WHAT IS ASKED => Skip the pictures. Copy all the rest of the records down exactly.
── SUPPLIED ENTRIES
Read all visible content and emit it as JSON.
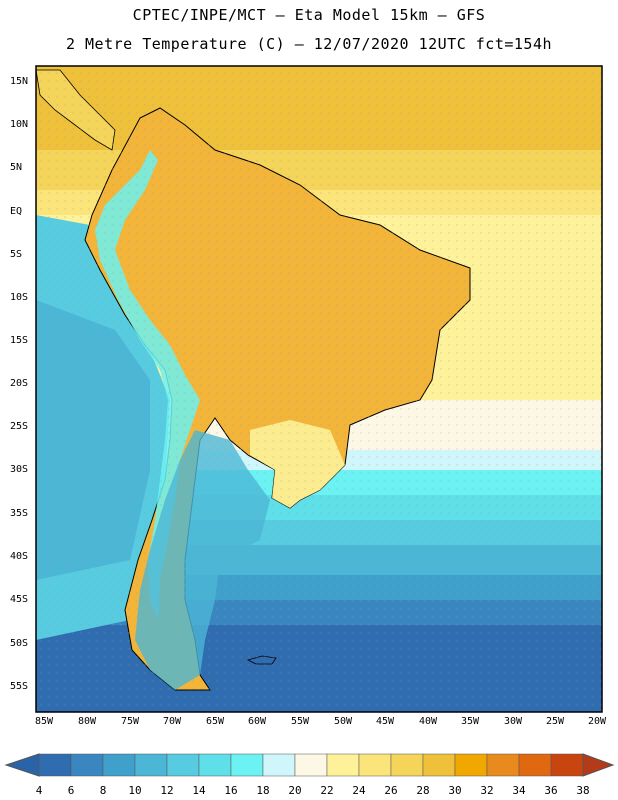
{
  "header": {
    "line1": "CPTEC/INPE/MCT –  Eta Model 15km – GFS",
    "line2": "2 Metre Temperature (C) – 12/07/2020 12UTC fct=154h"
  },
  "axes": {
    "lat_labels": [
      "15N",
      "10N",
      "5N",
      "EQ",
      "5S",
      "10S",
      "15S",
      "20S",
      "25S",
      "30S",
      "35S",
      "40S",
      "45S",
      "50S",
      "55S"
    ],
    "lon_labels": [
      "85W",
      "80W",
      "75W",
      "70W",
      "65W",
      "60W",
      "55W",
      "50W",
      "45W",
      "40W",
      "35W",
      "30W",
      "25W",
      "20W"
    ]
  },
  "colorbar": {
    "labels": [
      "4",
      "6",
      "8",
      "10",
      "12",
      "14",
      "16",
      "18",
      "20",
      "22",
      "24",
      "26",
      "28",
      "30",
      "32",
      "34",
      "36",
      "38"
    ],
    "colors": {
      "lt4": "#2a63a8",
      "c4_6": "#2f6cb0",
      "c6_8": "#3a86c0",
      "c8_10": "#3fa0cc",
      "c10_12": "#4bb6d6",
      "c12_14": "#57cbe0",
      "c14_16": "#5fdfe8",
      "c16_18": "#6cf2f2",
      "c18_20": "#cff7fb",
      "c20_22": "#fdf8e6",
      "c22_24": "#fdf29a",
      "c24_26": "#fbe57a",
      "c26_28": "#f5d45a",
      "c28_30": "#efc13a",
      "c30_32": "#f0a800",
      "c32_34": "#e98a1f",
      "c34_36": "#e06810",
      "c36_38": "#c94510",
      "gt38": "#b43a18"
    }
  }
}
────
OUTPUT FOR THIS TASK =>
Read all visible content and emit it as JSON.
{
  "header": {
    "line1": "CPTEC/INPE/MCT –  Eta Model 15km – GFS",
    "line2": "2 Metre Temperature (C) – 12/07/2020 12UTC fct=154h"
  },
  "axes": {
    "lat_labels": [
      "15N",
      "10N",
      "5N",
      "EQ",
      "5S",
      "10S",
      "15S",
      "20S",
      "25S",
      "30S",
      "35S",
      "40S",
      "45S",
      "50S",
      "55S"
    ],
    "lon_labels": [
      "85W",
      "80W",
      "75W",
      "70W",
      "65W",
      "60W",
      "55W",
      "50W",
      "45W",
      "40W",
      "35W",
      "30W",
      "25W",
      "20W"
    ]
  },
  "colorbar": {
    "labels": [
      "4",
      "6",
      "8",
      "10",
      "12",
      "14",
      "16",
      "18",
      "20",
      "22",
      "24",
      "26",
      "28",
      "30",
      "32",
      "34",
      "36",
      "38"
    ],
    "colors": {
      "lt4": "#2a63a8",
      "c4_6": "#2f6cb0",
      "c6_8": "#3a86c0",
      "c8_10": "#3fa0cc",
      "c10_12": "#4bb6d6",
      "c12_14": "#57cbe0",
      "c14_16": "#5fdfe8",
      "c16_18": "#6cf2f2",
      "c18_20": "#cff7fb",
      "c20_22": "#fdf8e6",
      "c22_24": "#fdf29a",
      "c24_26": "#fbe57a",
      "c26_28": "#f5d45a",
      "c28_30": "#efc13a",
      "c30_32": "#f0a800",
      "c32_34": "#e98a1f",
      "c34_36": "#e06810",
      "c36_38": "#c94510",
      "gt38": "#b43a18"
    }
  }
}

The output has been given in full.